» PASSAGE PROVIDED
Thursday, July 15, 2010

The Greatest Weekend Ever

I figured out a while back that part of, or maybe even all of the reasons why people enjoy my writing is because I have the ability to make events sounds better or feel more interesting to my reader than they really were. I'd like to think I don't use too much hyperbole in this process, but rather I just highlight the absolute best things about a situation and describe them in an appealing manner. That being said, I've been trying to write a blog about two of my best friends getting married and the weekend that surrounded it for over a month now and I just haven't been able to do it. I would get half an idea of how to approach the topic and then it would evaporate just as quickly as it came to me. I couldn't decide whether to make it a humorous recap of all the shenanigans and tom foolery that we all took part it for three days or to write a tear-jerking, sentimental tale of true love and being a part of it. A moment ago, the problem with writing about this event dawned on me; the weekend was too good. Making an average road trip and wedding sound like the best time ever would be easy, but how on earth am I supposed to write about an event that words could never do justice, no matter how perfectly they were crafted?

I only spent one school year in the same state as Evan Stone, but he quickly became one of the best friends I will ever have. I can't properly describe the strangely close and mostly heterosexual relationship Evan and I have, so I would suggest you look at Turk and JD from Scrubs and use that as a point of reference. At one point during that same school year, I jokingly claimed that his girlfriend was my bff, I believe as a result of her promising to send me a batch of cookies with the next box she sent Evan. This girl, Becky, actually did become an incredibly good friend of mine and I couldn't have approved more when after Evan had moved away from me (tragically) and back closer to home (and closer to his girlfriend) in Illinois, he proposed to Becky and she said yes. That was in November of 2008. The wedding date was soon scheduled for June of 2010 and thus began the longest build up and most highly anticipated event of my life pretty much. Two of my best friends were getting married, pretty much all of my other best friends from college would be heading on a road trip to Illinois (the site of the wedding) for a long weekend and hopefully the best time of our lives. It's probably up for debate who was more excited for the big day to come; the happy couple or their road tripping, fun loving friends from Nebraska.

Usually when something comes with this much hype, it can't possibly live up to the expectations. I mean its just not even fair to expect it to. My friends and I were literally building up this weekend in our minds for over a year and a half. There was no way this thing could possibly come anywhere close to the dream we had painted in our imaginations. The scheduled departure day for Illinois came and things were at a fever pitch. I was excited beyond belief, but in the back of my mind I was a little bit worried. I realized that no matter how amazing this weekend was, and I was sure it was going to be phenomenal, I was probably still going to be a little disappointed. How could I not be? After 19 months of hype, a letdown was inevitable. It would have taken a miracle for things to turn out better than we had hoped for.

The weekend came, and passed all too quickly. I'm going to refrain from describing anything that happened specifically because it will never look as good on paper as it still does in my memory, and I just don't want to ruin that. Let me just say that I don't think any of us that made the trip to Illinois for Evan and Becky's wedding came home disappointed. I know for me it completely surpassed the hype. When we all made it back to Nebraska, one of my friends and I exchanged pretty much the same sentiment . . . what do we do now? We had been preparing all of this time for the greatest weekend of our lives, and we actually got it. How often does something turn out to be every bit as good as you had hoped for? Not very often, I know that.

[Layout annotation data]
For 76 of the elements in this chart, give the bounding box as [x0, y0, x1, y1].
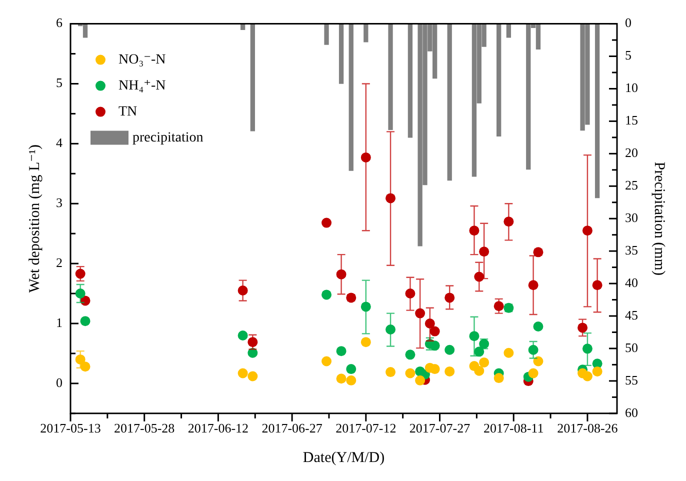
point — [238, 368, 248, 378]
y2-tick-label: 55 — [625, 372, 638, 388]
point — [322, 356, 332, 366]
point — [479, 357, 490, 368]
y2-tick-label: 15 — [625, 112, 638, 128]
bar — [324, 24, 329, 45]
x-tick-label: 2017-08-26 — [557, 420, 618, 436]
legend-label: NH₄⁺-N — [118, 78, 166, 94]
y2-tick-label: 25 — [625, 178, 638, 193]
point — [322, 290, 332, 300]
point — [444, 366, 455, 376]
y-tick-label: 1 — [56, 314, 62, 330]
y-tick-label: 2 — [56, 254, 62, 270]
y2-tick-label: 0 — [625, 15, 632, 30]
point — [528, 368, 538, 378]
point — [322, 218, 332, 228]
point — [405, 350, 416, 360]
y-axis-title: Wet deposition (mg L⁻¹) — [26, 144, 43, 293]
bar — [496, 24, 502, 136]
y2-tick-label: 5 — [625, 48, 632, 63]
x-tick-label: 2017-08-11 — [484, 420, 544, 436]
y-tick-label: 6 — [56, 15, 63, 30]
bar — [250, 24, 255, 132]
x-tick-label: 2017-07-12 — [336, 420, 396, 436]
legend-label: precipitation — [132, 130, 204, 146]
bar — [506, 24, 512, 38]
y-tick-label: 5 — [56, 75, 62, 90]
x-tick-label: 2017-07-27 — [409, 420, 471, 436]
y2-tick-label: 45 — [625, 307, 638, 322]
bar — [348, 24, 354, 171]
point — [80, 316, 90, 326]
x-axis-title: Date(Y/M/D) — [302, 450, 385, 466]
y2-tick-label: 20 — [625, 145, 638, 160]
point — [474, 366, 484, 376]
point — [360, 337, 371, 348]
y2-tick-label: 10 — [625, 80, 638, 96]
legend-label: NO₃⁻-N — [118, 52, 166, 68]
x-tick-label: 2017-05-28 — [114, 420, 175, 436]
y-tick-label: 0 — [56, 374, 62, 390]
point — [346, 364, 356, 374]
point — [494, 373, 504, 384]
point — [582, 371, 592, 382]
bar — [338, 24, 344, 84]
y2-tick-label: 30 — [625, 210, 638, 226]
point — [533, 321, 544, 332]
point — [592, 366, 602, 376]
point — [386, 367, 396, 378]
point — [415, 375, 426, 386]
point — [444, 344, 455, 355]
y-tick-label: 4 — [56, 135, 63, 150]
bar — [408, 24, 413, 138]
y-tick-label: 3 — [56, 195, 62, 210]
point — [430, 326, 440, 336]
point — [238, 330, 248, 340]
point — [248, 371, 258, 382]
point — [336, 346, 346, 356]
x-tick-label: 2017-06-27 — [262, 420, 323, 436]
point — [430, 340, 440, 351]
x-tick-label: 2017-05-13 — [40, 420, 101, 436]
legend-label: TN — [118, 104, 138, 120]
y2-tick-label: 35 — [625, 242, 638, 258]
point — [533, 356, 544, 366]
bar — [594, 24, 600, 198]
y2-axis-title: Precipitation (mm) — [651, 162, 668, 276]
point — [430, 364, 440, 374]
point — [346, 375, 356, 386]
bar — [364, 24, 368, 42]
y2-tick-label: 60 — [625, 404, 638, 420]
x-tick-label: 2017-06-12 — [188, 420, 249, 436]
y2-tick-label: 50 — [625, 340, 638, 355]
bar — [388, 24, 393, 130]
bar — [447, 24, 452, 181]
point — [336, 374, 346, 384]
point — [504, 348, 514, 358]
y2-tick-label: 40 — [625, 274, 638, 290]
point — [405, 368, 416, 378]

» WHAT TO PRODUCE
In the blog post about the wedding weekend, reproduce word for word the stretch from "The weekend came, and" through "I know that.".

» WRITTEN RESPONSE
The weekend came, and passed all too quickly. I'm going to refrain from describing anything that happened specifically because it will never look as good on paper as it still does in my memory, and I just don't want to ruin that. Let me just say that I don't think any of us that made the trip to Illinois for Evan and Becky's wedding came home disappointed. I know for me it completely surpassed the hype. When we all made it back to Nebraska, one of my friends and I exchanged pretty much the same sentiment . . . what do we do now? We had been preparing all of this time for the greatest weekend of our lives, and we actually got it. How often does something turn out to be every bit as good as you had hoped for? Not very often, I know that.